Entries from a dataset
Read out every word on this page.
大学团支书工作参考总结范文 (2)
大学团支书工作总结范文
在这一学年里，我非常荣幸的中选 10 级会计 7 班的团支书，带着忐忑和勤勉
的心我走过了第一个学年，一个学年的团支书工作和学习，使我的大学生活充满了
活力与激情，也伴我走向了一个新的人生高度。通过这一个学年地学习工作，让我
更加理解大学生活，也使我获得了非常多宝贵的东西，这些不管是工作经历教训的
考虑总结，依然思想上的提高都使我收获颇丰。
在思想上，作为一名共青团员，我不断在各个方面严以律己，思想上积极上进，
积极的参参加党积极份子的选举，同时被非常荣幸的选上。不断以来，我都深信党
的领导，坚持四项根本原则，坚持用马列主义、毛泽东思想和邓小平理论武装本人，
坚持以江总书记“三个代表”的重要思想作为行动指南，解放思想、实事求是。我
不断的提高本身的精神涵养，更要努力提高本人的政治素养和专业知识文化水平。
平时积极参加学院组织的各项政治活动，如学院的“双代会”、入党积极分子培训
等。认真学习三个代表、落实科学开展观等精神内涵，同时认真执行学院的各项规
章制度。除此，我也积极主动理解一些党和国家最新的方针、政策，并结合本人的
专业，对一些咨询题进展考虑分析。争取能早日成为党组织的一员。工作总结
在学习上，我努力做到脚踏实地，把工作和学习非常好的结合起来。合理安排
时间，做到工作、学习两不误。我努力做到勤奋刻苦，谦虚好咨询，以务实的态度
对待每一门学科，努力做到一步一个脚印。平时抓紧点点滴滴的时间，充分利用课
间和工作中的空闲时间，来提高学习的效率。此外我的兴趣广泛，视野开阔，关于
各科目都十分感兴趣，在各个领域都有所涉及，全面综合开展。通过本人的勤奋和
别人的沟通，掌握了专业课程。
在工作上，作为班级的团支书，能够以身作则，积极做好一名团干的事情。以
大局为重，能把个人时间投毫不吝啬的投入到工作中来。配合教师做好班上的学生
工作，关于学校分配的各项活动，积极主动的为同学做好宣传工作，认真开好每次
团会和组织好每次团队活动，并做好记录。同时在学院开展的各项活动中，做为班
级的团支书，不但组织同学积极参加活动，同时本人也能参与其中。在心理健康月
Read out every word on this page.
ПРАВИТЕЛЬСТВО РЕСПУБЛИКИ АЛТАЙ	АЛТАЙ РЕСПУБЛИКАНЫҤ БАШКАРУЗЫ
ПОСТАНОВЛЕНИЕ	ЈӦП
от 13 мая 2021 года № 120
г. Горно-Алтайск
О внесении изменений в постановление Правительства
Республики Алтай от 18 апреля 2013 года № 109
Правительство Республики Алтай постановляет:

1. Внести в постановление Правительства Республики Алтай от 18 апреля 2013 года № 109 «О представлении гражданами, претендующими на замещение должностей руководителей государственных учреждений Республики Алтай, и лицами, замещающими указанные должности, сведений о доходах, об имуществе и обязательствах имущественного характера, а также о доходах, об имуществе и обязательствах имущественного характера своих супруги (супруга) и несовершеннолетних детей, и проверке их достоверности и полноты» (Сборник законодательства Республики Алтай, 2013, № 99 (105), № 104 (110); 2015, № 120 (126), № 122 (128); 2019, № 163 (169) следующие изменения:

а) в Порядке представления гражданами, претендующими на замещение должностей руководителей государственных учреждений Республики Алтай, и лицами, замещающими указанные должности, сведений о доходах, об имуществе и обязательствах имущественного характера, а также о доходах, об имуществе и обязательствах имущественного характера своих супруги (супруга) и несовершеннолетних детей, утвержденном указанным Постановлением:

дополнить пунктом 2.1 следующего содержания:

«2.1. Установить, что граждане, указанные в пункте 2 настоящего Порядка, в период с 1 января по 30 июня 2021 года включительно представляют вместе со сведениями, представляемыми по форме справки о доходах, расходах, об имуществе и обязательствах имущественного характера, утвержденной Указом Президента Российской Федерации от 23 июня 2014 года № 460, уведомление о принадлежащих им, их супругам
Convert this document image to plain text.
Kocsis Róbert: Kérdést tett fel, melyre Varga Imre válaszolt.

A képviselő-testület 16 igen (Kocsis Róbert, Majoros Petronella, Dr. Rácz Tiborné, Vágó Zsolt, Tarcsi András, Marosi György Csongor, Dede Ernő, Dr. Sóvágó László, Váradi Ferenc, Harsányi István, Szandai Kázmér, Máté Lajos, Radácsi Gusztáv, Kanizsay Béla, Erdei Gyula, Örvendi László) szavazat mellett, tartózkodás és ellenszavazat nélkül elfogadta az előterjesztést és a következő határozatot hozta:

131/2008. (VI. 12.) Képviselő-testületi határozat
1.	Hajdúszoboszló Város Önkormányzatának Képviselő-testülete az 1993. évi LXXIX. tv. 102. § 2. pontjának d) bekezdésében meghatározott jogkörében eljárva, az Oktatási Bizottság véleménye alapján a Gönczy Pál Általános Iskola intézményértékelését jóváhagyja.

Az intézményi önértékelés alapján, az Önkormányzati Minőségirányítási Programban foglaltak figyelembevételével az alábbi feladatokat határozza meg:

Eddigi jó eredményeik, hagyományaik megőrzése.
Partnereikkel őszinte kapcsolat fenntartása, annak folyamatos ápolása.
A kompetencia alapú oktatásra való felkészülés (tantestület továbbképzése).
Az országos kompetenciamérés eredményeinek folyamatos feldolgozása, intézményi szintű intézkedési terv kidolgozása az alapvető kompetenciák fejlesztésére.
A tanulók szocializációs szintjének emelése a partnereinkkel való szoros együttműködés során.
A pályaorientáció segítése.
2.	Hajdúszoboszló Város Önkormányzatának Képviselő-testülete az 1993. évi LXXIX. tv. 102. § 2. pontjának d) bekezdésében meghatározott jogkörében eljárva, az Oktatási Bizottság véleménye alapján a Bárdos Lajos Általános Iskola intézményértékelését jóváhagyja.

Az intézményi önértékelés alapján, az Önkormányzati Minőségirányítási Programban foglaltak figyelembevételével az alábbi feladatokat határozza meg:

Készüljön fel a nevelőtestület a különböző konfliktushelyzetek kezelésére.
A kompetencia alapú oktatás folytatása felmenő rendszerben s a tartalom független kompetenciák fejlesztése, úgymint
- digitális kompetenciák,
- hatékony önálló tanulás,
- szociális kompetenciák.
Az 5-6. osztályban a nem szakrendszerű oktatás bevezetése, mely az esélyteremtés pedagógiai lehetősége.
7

_GOAL_
Show the lines of the records that include the string "указанные".

_SOLUTION_
1. Внести в постановление Правительства Республики Алтай от 18 апреля 2013 года № 109 «О представлении гражданами, претендующими на замещение должностей руководителей государственных учреждений Республики Алтай, и лицами, замещающими указанные должности, сведений о доходах, об имуществе и обязательствах имущественного характера, а также о доходах, об имуществе и обязательствах имущественного характера своих супруги (супруга) и несовершеннолетних детей, и проверке их достоверности и полноты» (Сборник законодательства Республики Алтай, 2013, № 99 (105), № 104 (110); 2015, № 120 (126), № 122 (128); 2019, № 163 (169) следующие изменения:
а) в Порядке представления гражданами, претендующими на замещение должностей руководителей государственных учреждений Республики Алтай, и лицами, замещающими указанные должности, сведений о доходах, об имуществе и обязательствах имущественного характера, а также о доходах, об имуществе и обязательствах имущественного характера своих супруги (супруга) и несовершеннолетних детей, утвержденном указанным Постановлением:
«2.1. Установить, что граждане, указанные в пункте 2 настоящего Порядка, в период с 1 января по 30 июня 2021 года включительно представляют вместе со сведениями, представляемыми по форме справки о доходах, расходах, об имуществе и обязательствах имущественного характера, утвержденной Указом Президента Российской Федерации от 23 июня 2014 года № 460, уведомление о принадлежащих им, их супругам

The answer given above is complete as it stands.